** START OF Document section **

There are two closely related fields that help us deal with these scenarios:

Semi-supervised Learning. Exploit the unannotated data to get better feature representations and improve the algorithms learned on the annotated data.
Active Learning. Choose the data that is going to be annotated.

Active Learning: Higher accuracy with less data annotation

graph

Image from https://arxiv.org/abs/1703.02910

The image above is a typical image in a paper about active learning. The x axis is the size of the dataset. The y axis is accuracy on the test set.

A good active learning algorithm is able to cleverly select that data we are going to annotate, so that when we train on it, our model will be better than if we trained on other data.

So if for example we have the constraint of being able to annotate only 400 images, the goal of active learning will be to select the best 400 images to annotate.

Query by committee QBC

Another concept from classical active learning papers, is QBC. The idea here is that instead of measuring the uncertainty of a single model, we can train an ensemble of many different models (maybe with different seeds, or hyper-parameters, or structures). Then for a given image, we can check if the output changes a lot between models. If it does, it means the models aren’t very consistent about this image, and some of them aren’t doing a good job on this image.

In the typical QBC implementation, every model decides the output category and votes for it, and a vector with the vote count is created.

Some examples of how his vote vector can be used as an uncertainty measure.
- (Minimize) The difference between the two categories with the most votes.
- (Maximize) Vote Entropy: \(-\frac{V(c)}{C}Log(\frac{V(c)}{C})\)

Summary

In the era of Data Sceince, I think active learning methods have great potential.

** END OF Document section **

Given problem 1:
In the active learning text, what is created in the typical QBC implementation after every model votes for an output category?
Given problem 2:
Please repeat the part of the active learning text that opens with the words containing "In the typical" and closes with "the most votes.".
These items were taken from a separate source.

** START OF Extracted entries **

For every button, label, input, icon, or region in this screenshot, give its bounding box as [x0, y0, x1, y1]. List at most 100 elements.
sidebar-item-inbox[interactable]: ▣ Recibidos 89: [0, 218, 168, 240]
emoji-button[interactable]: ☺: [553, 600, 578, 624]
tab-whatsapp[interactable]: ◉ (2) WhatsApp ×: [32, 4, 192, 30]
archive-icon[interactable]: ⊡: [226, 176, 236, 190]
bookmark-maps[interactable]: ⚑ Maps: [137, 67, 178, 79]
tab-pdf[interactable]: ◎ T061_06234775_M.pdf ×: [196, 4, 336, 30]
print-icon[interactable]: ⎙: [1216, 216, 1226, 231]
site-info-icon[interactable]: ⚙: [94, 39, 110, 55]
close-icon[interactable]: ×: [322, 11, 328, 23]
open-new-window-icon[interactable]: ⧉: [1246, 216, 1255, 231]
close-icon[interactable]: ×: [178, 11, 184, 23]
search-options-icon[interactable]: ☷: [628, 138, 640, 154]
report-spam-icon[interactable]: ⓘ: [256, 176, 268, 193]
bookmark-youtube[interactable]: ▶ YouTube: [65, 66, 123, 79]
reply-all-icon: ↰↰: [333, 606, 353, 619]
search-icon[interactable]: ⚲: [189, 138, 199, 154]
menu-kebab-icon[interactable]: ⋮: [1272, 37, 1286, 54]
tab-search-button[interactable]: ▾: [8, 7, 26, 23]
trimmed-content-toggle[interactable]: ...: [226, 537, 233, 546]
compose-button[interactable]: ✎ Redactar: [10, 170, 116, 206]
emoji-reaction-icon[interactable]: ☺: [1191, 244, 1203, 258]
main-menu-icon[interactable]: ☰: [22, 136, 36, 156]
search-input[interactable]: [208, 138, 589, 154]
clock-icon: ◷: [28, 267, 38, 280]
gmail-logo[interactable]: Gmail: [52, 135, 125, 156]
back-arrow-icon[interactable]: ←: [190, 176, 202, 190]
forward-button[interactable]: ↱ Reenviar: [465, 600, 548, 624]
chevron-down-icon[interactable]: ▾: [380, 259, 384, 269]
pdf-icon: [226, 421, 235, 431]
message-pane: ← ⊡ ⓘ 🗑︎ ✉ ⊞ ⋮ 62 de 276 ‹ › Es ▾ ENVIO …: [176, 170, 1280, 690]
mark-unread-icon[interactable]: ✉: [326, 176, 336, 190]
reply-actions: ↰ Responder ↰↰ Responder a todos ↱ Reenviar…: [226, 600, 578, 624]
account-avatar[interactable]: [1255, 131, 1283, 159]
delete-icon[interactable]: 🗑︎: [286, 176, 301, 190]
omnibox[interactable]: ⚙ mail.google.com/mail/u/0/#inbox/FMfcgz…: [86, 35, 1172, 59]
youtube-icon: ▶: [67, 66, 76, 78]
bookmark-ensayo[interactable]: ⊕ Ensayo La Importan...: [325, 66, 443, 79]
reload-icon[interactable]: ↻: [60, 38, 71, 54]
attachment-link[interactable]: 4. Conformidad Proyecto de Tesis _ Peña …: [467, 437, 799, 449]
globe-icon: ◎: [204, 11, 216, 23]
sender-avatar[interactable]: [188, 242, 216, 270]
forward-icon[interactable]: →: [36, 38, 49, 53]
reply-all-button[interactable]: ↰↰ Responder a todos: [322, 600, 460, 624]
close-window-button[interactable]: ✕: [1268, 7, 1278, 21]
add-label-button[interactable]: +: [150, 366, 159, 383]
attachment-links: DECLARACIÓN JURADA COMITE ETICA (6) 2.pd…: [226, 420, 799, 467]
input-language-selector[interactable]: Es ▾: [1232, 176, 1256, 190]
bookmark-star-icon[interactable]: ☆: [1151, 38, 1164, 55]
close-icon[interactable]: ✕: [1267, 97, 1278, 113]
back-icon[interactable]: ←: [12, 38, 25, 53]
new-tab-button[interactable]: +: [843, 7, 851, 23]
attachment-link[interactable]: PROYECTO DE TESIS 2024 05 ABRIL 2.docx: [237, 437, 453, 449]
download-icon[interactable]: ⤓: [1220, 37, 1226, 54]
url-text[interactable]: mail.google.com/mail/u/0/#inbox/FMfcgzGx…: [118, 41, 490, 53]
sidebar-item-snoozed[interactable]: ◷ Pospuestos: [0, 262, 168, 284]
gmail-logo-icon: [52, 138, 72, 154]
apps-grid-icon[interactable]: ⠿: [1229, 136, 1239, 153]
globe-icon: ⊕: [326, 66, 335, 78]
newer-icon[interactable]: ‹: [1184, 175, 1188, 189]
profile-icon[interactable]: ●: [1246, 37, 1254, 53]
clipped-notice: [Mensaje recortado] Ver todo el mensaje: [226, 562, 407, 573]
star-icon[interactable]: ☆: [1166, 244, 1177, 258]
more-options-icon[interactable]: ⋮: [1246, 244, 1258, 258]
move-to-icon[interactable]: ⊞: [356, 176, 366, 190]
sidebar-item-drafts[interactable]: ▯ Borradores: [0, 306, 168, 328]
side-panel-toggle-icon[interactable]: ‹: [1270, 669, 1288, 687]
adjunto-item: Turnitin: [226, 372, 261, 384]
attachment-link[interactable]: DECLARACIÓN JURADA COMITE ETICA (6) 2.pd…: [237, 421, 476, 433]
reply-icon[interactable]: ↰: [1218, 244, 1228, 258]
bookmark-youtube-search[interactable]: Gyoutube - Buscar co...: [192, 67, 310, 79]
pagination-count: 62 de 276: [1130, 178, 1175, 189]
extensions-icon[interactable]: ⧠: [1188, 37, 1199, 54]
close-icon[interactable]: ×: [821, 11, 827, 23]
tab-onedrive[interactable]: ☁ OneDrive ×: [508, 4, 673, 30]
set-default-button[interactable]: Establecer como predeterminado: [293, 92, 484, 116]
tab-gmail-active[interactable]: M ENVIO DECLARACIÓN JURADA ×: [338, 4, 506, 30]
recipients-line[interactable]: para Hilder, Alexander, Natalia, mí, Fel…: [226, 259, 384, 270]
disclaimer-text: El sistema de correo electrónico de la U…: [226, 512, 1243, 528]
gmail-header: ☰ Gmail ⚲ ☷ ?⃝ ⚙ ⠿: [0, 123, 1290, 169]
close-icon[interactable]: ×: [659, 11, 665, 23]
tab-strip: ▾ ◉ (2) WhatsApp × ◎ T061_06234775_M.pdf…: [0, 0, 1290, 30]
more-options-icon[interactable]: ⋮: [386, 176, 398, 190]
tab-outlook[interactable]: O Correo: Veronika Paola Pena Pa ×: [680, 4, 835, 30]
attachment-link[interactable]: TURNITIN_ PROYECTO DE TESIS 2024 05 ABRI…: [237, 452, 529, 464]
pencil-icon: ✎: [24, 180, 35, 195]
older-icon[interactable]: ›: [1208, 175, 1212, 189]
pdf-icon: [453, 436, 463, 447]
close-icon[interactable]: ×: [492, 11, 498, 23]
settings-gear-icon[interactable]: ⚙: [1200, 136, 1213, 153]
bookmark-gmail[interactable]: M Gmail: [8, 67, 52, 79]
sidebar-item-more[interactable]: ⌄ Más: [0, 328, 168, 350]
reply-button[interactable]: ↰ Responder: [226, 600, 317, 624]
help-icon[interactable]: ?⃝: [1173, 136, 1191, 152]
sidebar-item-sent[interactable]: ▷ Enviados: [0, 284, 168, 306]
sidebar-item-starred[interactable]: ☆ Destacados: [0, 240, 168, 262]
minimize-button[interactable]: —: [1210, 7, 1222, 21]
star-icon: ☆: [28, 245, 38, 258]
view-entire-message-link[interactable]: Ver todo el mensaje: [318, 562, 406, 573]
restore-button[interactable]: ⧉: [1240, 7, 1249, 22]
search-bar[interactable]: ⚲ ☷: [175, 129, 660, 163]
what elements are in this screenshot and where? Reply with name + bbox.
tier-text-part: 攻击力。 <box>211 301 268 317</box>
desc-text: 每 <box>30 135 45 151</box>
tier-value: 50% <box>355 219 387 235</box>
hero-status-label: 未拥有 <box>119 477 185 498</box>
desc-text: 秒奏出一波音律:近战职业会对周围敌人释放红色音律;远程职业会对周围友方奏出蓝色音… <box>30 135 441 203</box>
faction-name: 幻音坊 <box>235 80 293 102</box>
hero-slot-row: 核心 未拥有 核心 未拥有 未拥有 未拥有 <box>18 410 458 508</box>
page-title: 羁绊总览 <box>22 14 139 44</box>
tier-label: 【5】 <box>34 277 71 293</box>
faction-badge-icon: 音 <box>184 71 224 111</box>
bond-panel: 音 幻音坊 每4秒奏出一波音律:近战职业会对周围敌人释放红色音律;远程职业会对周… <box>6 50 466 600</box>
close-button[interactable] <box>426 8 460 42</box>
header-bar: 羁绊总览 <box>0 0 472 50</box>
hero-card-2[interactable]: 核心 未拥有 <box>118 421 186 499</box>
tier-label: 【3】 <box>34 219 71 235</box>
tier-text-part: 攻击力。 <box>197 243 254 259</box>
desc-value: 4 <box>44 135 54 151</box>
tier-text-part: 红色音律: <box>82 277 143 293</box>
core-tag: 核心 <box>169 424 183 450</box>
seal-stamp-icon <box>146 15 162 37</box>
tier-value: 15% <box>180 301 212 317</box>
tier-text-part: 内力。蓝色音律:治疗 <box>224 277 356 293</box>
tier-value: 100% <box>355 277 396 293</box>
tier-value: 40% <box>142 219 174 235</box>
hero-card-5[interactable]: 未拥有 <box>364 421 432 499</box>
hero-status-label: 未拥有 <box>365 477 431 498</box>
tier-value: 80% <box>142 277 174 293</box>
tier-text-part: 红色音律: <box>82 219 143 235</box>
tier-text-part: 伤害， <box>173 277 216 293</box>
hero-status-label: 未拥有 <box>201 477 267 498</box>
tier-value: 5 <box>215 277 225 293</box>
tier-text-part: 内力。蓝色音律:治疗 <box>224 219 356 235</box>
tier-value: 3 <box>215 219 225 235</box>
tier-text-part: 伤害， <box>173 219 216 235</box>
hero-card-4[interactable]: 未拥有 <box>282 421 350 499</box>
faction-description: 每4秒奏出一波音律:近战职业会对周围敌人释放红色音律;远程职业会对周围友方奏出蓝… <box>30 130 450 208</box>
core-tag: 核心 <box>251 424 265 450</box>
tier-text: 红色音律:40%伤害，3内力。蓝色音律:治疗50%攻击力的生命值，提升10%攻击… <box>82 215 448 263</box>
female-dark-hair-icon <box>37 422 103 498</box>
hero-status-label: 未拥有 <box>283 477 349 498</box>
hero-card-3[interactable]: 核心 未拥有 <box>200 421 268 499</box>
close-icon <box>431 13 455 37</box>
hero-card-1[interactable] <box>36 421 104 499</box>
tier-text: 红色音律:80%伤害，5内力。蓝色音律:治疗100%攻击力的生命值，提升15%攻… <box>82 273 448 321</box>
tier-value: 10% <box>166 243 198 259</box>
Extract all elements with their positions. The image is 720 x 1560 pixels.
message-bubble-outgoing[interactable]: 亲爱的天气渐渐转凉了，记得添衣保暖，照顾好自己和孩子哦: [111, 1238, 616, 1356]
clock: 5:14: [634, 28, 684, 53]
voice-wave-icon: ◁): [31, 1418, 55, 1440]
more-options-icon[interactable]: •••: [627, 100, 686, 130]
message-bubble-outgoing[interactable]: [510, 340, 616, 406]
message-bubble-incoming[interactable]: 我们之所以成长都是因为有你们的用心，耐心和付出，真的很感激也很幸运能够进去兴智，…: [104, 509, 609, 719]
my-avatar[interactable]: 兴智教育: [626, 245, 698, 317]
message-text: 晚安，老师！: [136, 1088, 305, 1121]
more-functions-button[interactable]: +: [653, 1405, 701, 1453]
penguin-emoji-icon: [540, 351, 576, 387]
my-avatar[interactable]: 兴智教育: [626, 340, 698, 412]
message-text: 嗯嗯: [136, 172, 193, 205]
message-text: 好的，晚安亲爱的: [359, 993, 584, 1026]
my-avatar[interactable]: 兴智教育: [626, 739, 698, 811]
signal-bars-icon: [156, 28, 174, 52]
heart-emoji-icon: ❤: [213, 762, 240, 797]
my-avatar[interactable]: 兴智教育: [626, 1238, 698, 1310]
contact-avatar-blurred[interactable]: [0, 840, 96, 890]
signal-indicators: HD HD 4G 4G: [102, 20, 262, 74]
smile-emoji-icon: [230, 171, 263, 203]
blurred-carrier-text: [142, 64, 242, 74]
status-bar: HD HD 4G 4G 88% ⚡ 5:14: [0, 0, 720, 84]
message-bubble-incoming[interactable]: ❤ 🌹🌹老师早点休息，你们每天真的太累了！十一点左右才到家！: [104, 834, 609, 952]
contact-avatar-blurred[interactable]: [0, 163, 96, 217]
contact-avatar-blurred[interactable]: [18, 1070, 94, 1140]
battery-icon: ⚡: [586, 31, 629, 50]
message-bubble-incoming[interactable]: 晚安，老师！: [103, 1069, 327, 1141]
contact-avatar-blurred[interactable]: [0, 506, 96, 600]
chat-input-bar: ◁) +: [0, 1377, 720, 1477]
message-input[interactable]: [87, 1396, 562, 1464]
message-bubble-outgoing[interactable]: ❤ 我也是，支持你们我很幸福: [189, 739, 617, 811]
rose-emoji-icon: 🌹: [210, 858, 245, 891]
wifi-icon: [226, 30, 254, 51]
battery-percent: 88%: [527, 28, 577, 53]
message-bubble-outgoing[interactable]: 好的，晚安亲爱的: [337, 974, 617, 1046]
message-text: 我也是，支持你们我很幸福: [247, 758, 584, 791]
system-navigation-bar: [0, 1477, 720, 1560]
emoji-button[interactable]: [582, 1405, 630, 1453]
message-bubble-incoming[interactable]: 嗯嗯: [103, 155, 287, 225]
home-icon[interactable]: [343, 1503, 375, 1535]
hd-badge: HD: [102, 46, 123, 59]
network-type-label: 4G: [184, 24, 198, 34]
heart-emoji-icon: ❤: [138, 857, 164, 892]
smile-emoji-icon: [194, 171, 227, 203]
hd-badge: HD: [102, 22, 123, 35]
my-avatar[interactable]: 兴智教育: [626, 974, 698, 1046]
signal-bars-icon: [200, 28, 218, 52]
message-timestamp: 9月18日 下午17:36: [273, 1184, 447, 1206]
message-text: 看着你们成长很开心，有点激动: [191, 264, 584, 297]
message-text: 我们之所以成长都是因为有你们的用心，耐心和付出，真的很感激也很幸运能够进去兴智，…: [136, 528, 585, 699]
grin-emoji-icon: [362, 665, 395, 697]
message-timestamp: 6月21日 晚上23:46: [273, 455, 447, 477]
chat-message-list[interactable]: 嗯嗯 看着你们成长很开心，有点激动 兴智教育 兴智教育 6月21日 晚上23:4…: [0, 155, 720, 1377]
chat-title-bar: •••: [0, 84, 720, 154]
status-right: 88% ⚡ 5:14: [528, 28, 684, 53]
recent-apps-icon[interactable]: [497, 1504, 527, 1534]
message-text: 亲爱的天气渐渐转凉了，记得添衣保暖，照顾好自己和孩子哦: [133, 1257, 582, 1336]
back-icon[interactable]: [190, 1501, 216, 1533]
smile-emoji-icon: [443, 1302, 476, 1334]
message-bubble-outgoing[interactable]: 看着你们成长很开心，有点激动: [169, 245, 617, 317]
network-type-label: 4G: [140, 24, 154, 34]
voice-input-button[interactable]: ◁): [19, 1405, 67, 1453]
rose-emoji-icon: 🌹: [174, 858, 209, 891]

** END OF Extracted entries **

Task result 1:
A vector with the vote count.

Task result 2:
In the typical QBC implementation, every model decides the output category and votes for it, and a vector with the vote count is created.

Some examples of how his vote vector can be used as an uncertainty measure.
- (Minimize) The difference between the two categories with the most votes.